**Task instructions:**
Print out each record below, unaltered and complete, without its images.
※ ※ ※
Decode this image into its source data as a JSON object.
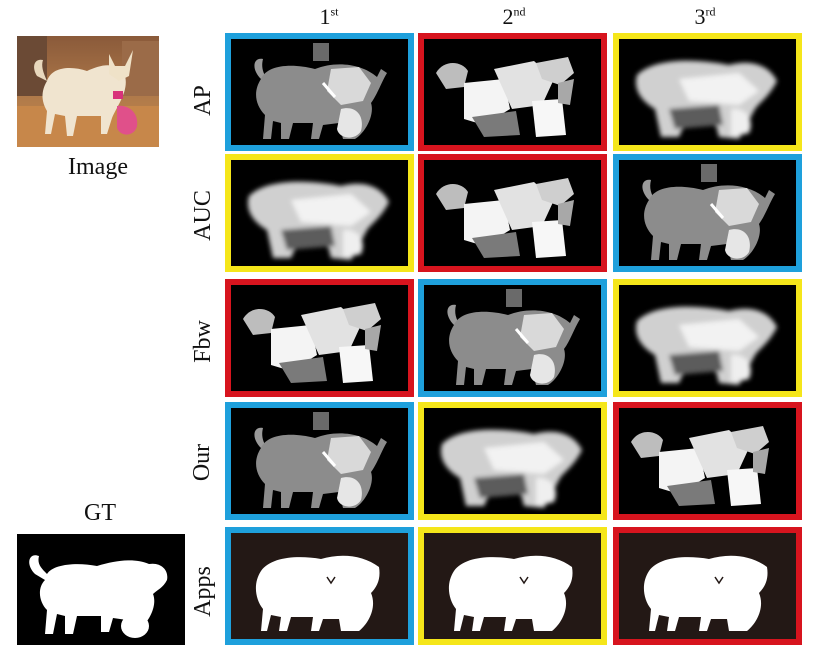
{
  "left_panel": {
    "image_caption": "Image",
    "gt_caption": "GT"
  },
  "columns": [
    {
      "num": "1",
      "sup": "st"
    },
    {
      "num": "2",
      "sup": "nd"
    },
    {
      "num": "3",
      "sup": "rd"
    }
  ],
  "rows": [
    {
      "label": "AP",
      "tiles": [
        {
          "frame": "blue",
          "map": "segmented"
        },
        {
          "frame": "red",
          "map": "patchy"
        },
        {
          "frame": "yellow",
          "map": "soft"
        }
      ]
    },
    {
      "label": "AUC",
      "tiles": [
        {
          "frame": "yellow",
          "map": "soft"
        },
        {
          "frame": "red",
          "map": "patchy"
        },
        {
          "frame": "blue",
          "map": "segmented"
        }
      ]
    },
    {
      "label": "Fbw",
      "tiles": [
        {
          "frame": "red",
          "map": "patchy"
        },
        {
          "frame": "blue",
          "map": "segmented"
        },
        {
          "frame": "yellow",
          "map": "soft"
        }
      ]
    },
    {
      "label": "Our",
      "tiles": [
        {
          "frame": "blue",
          "map": "segmented"
        },
        {
          "frame": "yellow",
          "map": "soft"
        },
        {
          "frame": "red",
          "map": "patchy"
        }
      ]
    },
    {
      "label": "Apps",
      "tiles": [
        {
          "frame": "blue",
          "map": "binary"
        },
        {
          "frame": "yellow",
          "map": "binary"
        },
        {
          "frame": "red",
          "map": "binary"
        }
      ]
    }
  ],
  "frame_colors": {
    "blue": "#1ea0dc",
    "red": "#d7141e",
    "yellow": "#f5e61a"
  }
}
※ ※ ※
**Answer to the problem:**
Decode this image into its source data as a JSON object.
{
  "left_panel": {
    "image_caption": "Image",
    "gt_caption": "GT"
  },
  "columns": [
    {
      "num": "1",
      "sup": "st"
    },
    {
      "num": "2",
      "sup": "nd"
    },
    {
      "num": "3",
      "sup": "rd"
    }
  ],
  "rows": [
    {
      "label": "AP",
      "tiles": [
        {
          "frame": "blue",
          "map": "segmented"
        },
        {
          "frame": "red",
          "map": "patchy"
        },
        {
          "frame": "yellow",
          "map": "soft"
        }
      ]
    },
    {
      "label": "AUC",
      "tiles": [
        {
          "frame": "yellow",
          "map": "soft"
        },
        {
          "frame": "red",
          "map": "patchy"
        },
        {
          "frame": "blue",
          "map": "segmented"
        }
      ]
    },
    {
      "label": "Fbw",
      "tiles": [
        {
          "frame": "red",
          "map": "patchy"
        },
        {
          "frame": "blue",
          "map": "segmented"
        },
        {
          "frame": "yellow",
          "map": "soft"
        }
      ]
    },
    {
      "label": "Our",
      "tiles": [
        {
          "frame": "blue",
          "map": "segmented"
        },
        {
          "frame": "yellow",
          "map": "soft"
        },
        {
          "frame": "red",
          "map": "patchy"
        }
      ]
    },
    {
      "label": "Apps",
      "tiles": [
        {
          "frame": "blue",
          "map": "binary"
        },
        {
          "frame": "yellow",
          "map": "binary"
        },
        {
          "frame": "red",
          "map": "binary"
        }
      ]
    }
  ],
  "frame_colors": {
    "blue": "#1ea0dc",
    "red": "#d7141e",
    "yellow": "#f5e61a"
  }
}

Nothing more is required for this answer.